→ **Work required**:
Look over the entries that follow and work out how many lines contain "https". State the number only.

→ **The input**:
** begin **

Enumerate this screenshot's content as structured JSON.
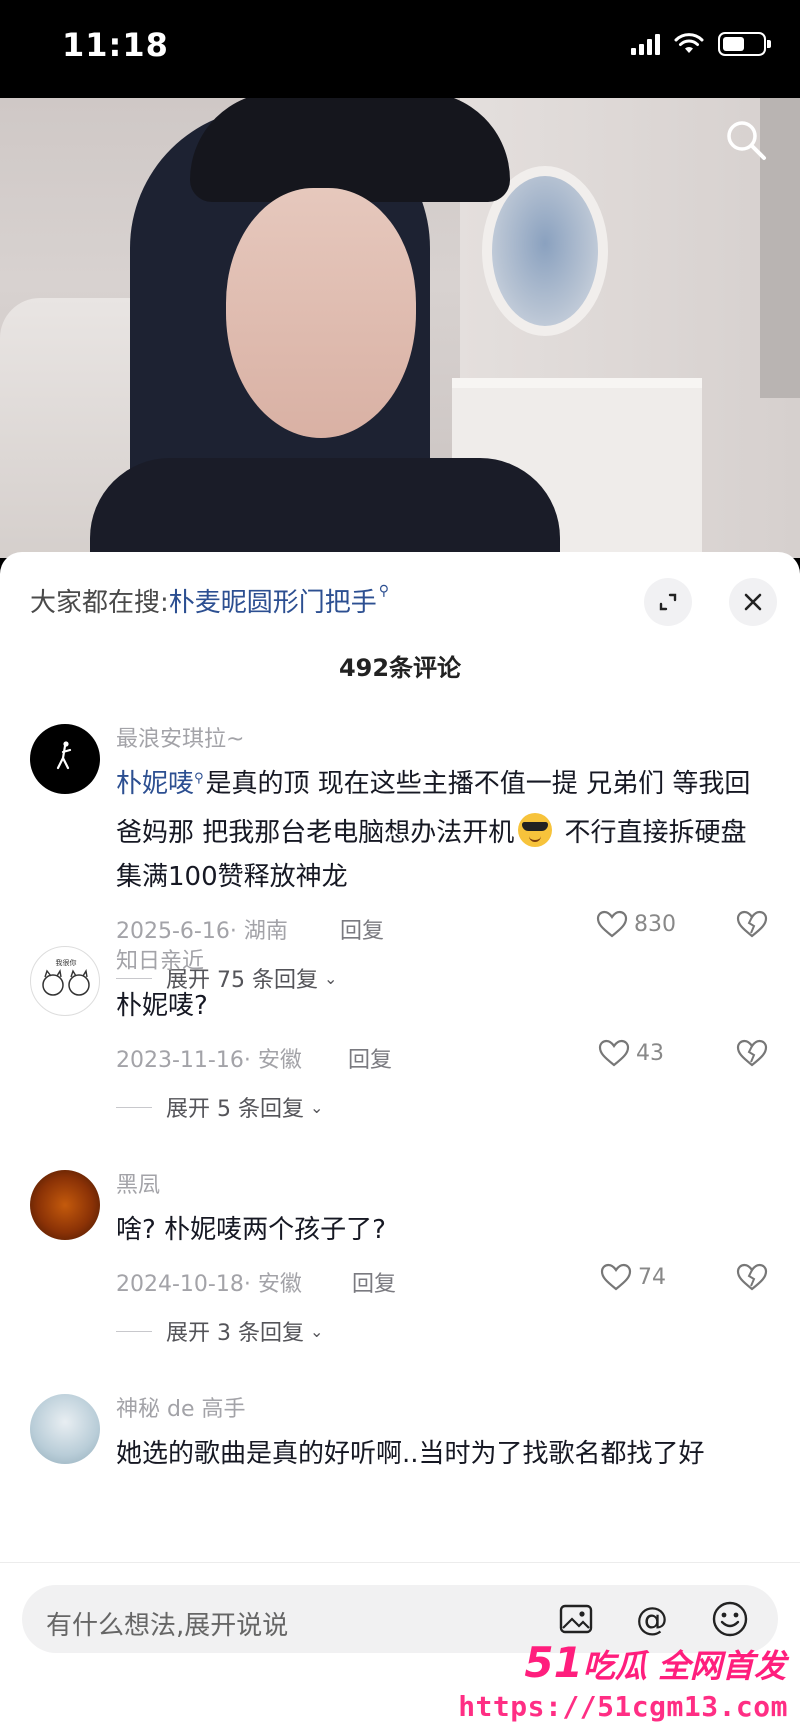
{
  "status_bar": {
    "time": "11:18"
  },
  "header": {
    "trend_prefix": "大家都在搜:",
    "trend_query": "朴麦昵圆形门把手",
    "comment_count": "492条评论"
  },
  "comments": [
    {
      "user": "最浪安琪拉~",
      "mention": "朴妮唛",
      "text_before_emoji": "是真的顶 现在这些主播不值一提 兄弟们 等我回爸妈那 把我那台老电脑想办法开机",
      "text_after_emoji": " 不行直接拆硬盘 集满100赞释放神龙",
      "date": "2025-6-16· 湖南",
      "reply": "回复",
      "likes": "830",
      "expand": "展开 75 条回复"
    },
    {
      "user": "知日亲近",
      "text": "朴妮唛?",
      "date": "2023-11-16· 安徽",
      "reply": "回复",
      "likes": "43",
      "expand": "展开 5 条回复"
    },
    {
      "user": "黑凨",
      "text": "啥? 朴妮唛两个孩子了?",
      "date": "2024-10-18· 安徽",
      "reply": "回复",
      "likes": "74",
      "expand": "展开 3 条回复"
    },
    {
      "user": "神秘 de 高手",
      "text": "她选的歌曲是真的好听啊..当时为了找歌名都找了好"
    }
  ],
  "input": {
    "placeholder": "有什么想法,展开说说"
  },
  "watermark": {
    "brand_num": "51",
    "brand_text": "吃瓜 全网首发",
    "url": "https://51cgm13.com"
  },
  "colors": {
    "link": "#2c4f91",
    "watermark": "#ff1e7d"
  }
}
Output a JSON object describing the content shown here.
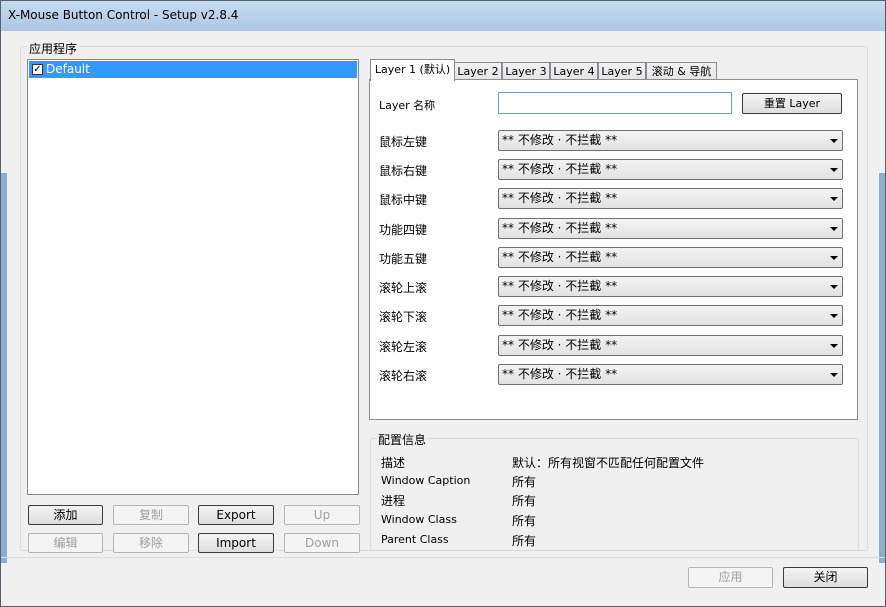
{
  "window": {
    "title": "X-Mouse Button Control - Setup v2.8.4"
  },
  "apps": {
    "legend": "应用程序",
    "items": [
      {
        "label": "Default",
        "checked": "✓"
      }
    ],
    "buttons": {
      "add": "添加",
      "copy": "复制",
      "export": "Export",
      "up": "Up",
      "edit": "编辑",
      "remove": "移除",
      "import": "Import",
      "down": "Down"
    }
  },
  "tabs": [
    "Layer 1 (默认)",
    "Layer 2",
    "Layer 3",
    "Layer 4",
    "Layer 5",
    "滚动 & 导航"
  ],
  "layer": {
    "name_label": "Layer 名称",
    "name_value": "",
    "reset_button": "重置 Layer",
    "rows": [
      {
        "label": "鼠标左键",
        "value": "** 不修改 · 不拦截 **"
      },
      {
        "label": "鼠标右键",
        "value": "** 不修改 · 不拦截 **"
      },
      {
        "label": "鼠标中键",
        "value": "** 不修改 · 不拦截 **"
      },
      {
        "label": "功能四键",
        "value": "** 不修改 · 不拦截 **"
      },
      {
        "label": "功能五键",
        "value": "** 不修改 · 不拦截 **"
      },
      {
        "label": "滚轮上滚",
        "value": "** 不修改 · 不拦截 **"
      },
      {
        "label": "滚轮下滚",
        "value": "** 不修改 · 不拦截 **"
      },
      {
        "label": "滚轮左滚",
        "value": "** 不修改 · 不拦截 **"
      },
      {
        "label": "滚轮右滚",
        "value": "** 不修改 · 不拦截 **"
      }
    ]
  },
  "info": {
    "legend": "配置信息",
    "rows": [
      {
        "label": "描述",
        "value": "默认：所有视窗不匹配任何配置文件"
      },
      {
        "label": "Window Caption",
        "value": "所有"
      },
      {
        "label": "进程",
        "value": "所有"
      },
      {
        "label": "Window Class",
        "value": "所有"
      },
      {
        "label": "Parent Class",
        "value": "所有"
      }
    ]
  },
  "footer": {
    "apply": "应用",
    "close": "关闭"
  }
}
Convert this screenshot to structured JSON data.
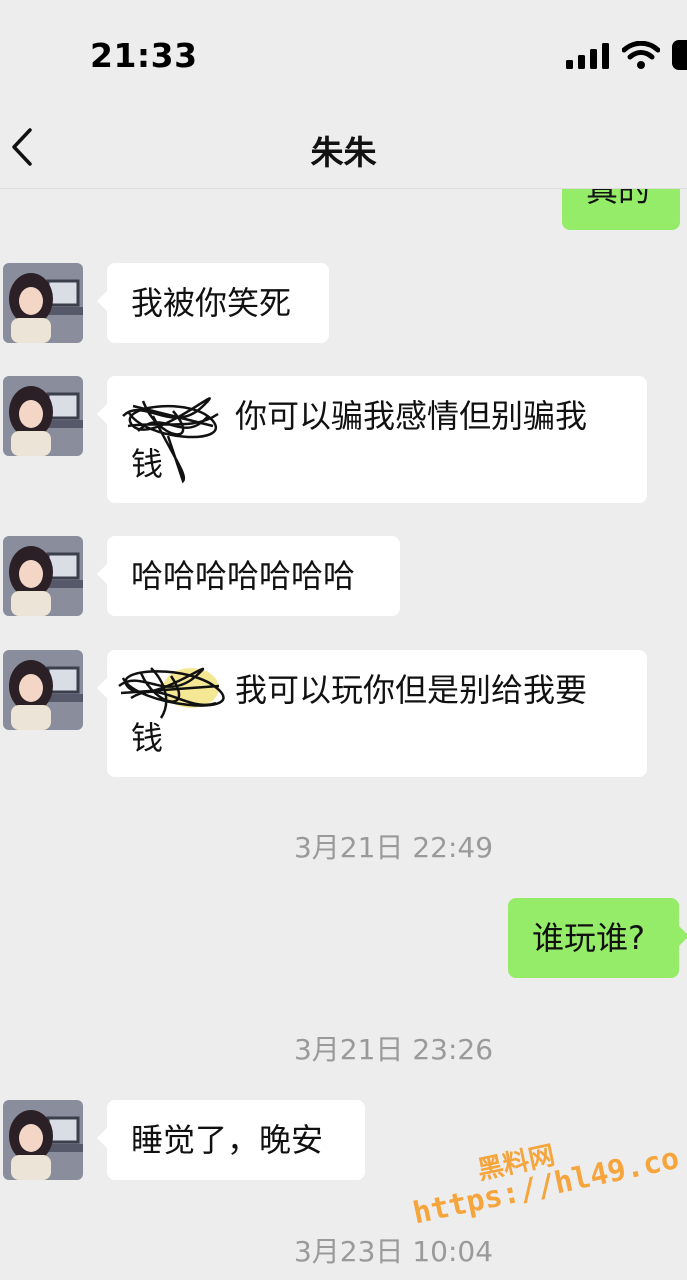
{
  "status_bar": {
    "time": "21:33"
  },
  "nav": {
    "title": "朱朱",
    "back_icon": "chevron-left-icon"
  },
  "messages": [
    {
      "id": "m0",
      "side": "right",
      "text": "真的",
      "partial": true
    },
    {
      "id": "m1",
      "side": "left",
      "text": "我被你笑死"
    },
    {
      "id": "m2",
      "side": "left",
      "line1": "你可以骗我感情但别骗我",
      "line2": "钱",
      "redacted": true
    },
    {
      "id": "m3",
      "side": "left",
      "text": "哈哈哈哈哈哈哈"
    },
    {
      "id": "m4",
      "side": "left",
      "line1": "我可以玩你但是别给我要",
      "line2": "钱",
      "redacted": true
    },
    {
      "id": "m5",
      "side": "right",
      "text": "谁玩谁?"
    },
    {
      "id": "m6",
      "side": "left",
      "text": "睡觉了，晚安"
    }
  ],
  "timestamps": [
    "3月21日 22:49",
    "3月21日 23:26",
    "3月23日 10:04"
  ],
  "watermark": {
    "line1": "黑料网",
    "line2": "https://hl49.co"
  },
  "colors": {
    "background": "#ededed",
    "bubble_other": "#ffffff",
    "bubble_mine": "#95ec69",
    "timestamp": "#9a9a9a",
    "watermark": "#f5a53c"
  }
}
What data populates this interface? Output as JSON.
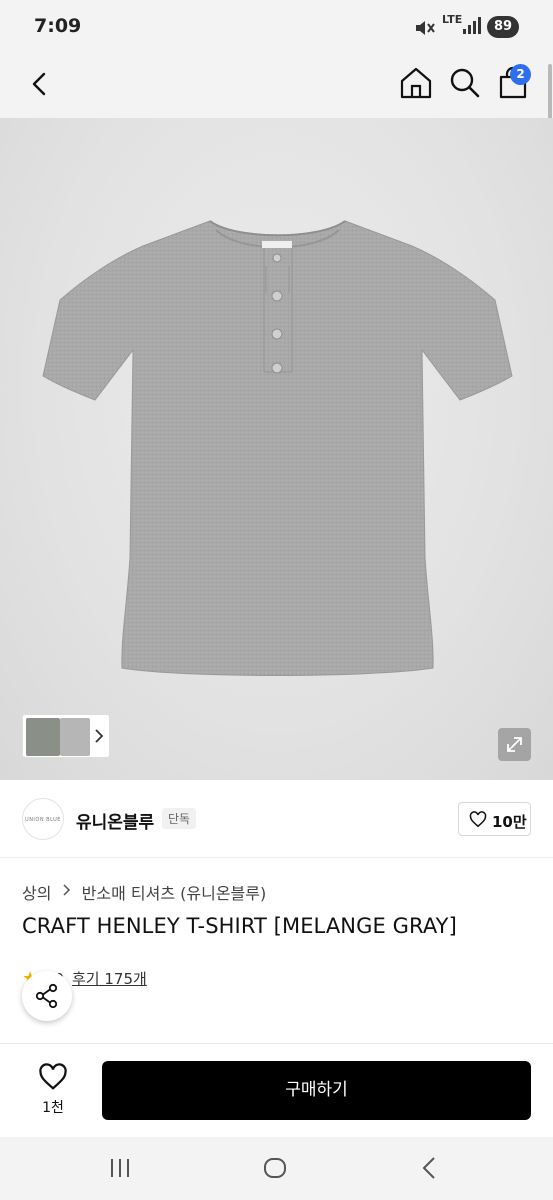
{
  "status_bar": {
    "time": "7:09",
    "network": "LTE",
    "battery": "89",
    "icons": [
      "mute-icon",
      "signal-icon"
    ]
  },
  "top_bar": {
    "icons": [
      "back-icon",
      "home-icon",
      "search-icon",
      "cart-icon"
    ],
    "cart_count": "2"
  },
  "product_image": {
    "subject": "grey henley t-shirt",
    "color": "#a9a9a9",
    "icons": [
      "chevron-right-icon",
      "expand-icon"
    ]
  },
  "brand": {
    "logo_text": "UNION BLUE",
    "name": "유니온블루",
    "tag": "단독",
    "likes": "10만"
  },
  "breadcrumb": {
    "category": "상의",
    "subcategory": "반소매 티셔츠 (유니온블루)"
  },
  "product": {
    "title": "CRAFT HENLEY T-SHIRT [MELANGE GRAY]",
    "rating": "4.9",
    "reviews_label": "후기 175개"
  },
  "swatches": [
    {
      "color": "#bdbdbd",
      "selected": true
    },
    {
      "color": "#1a1a1a",
      "selected": false
    },
    {
      "color": "#f4f4f4",
      "selected": false
    }
  ],
  "bottom_bar": {
    "wishlist_count": "1천",
    "buy_label": "구매하기"
  },
  "system_nav": {
    "icons": [
      "recent-apps-icon",
      "home-circle-icon",
      "back-arrow-icon"
    ]
  }
}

** end **

→ **Complete output**:
2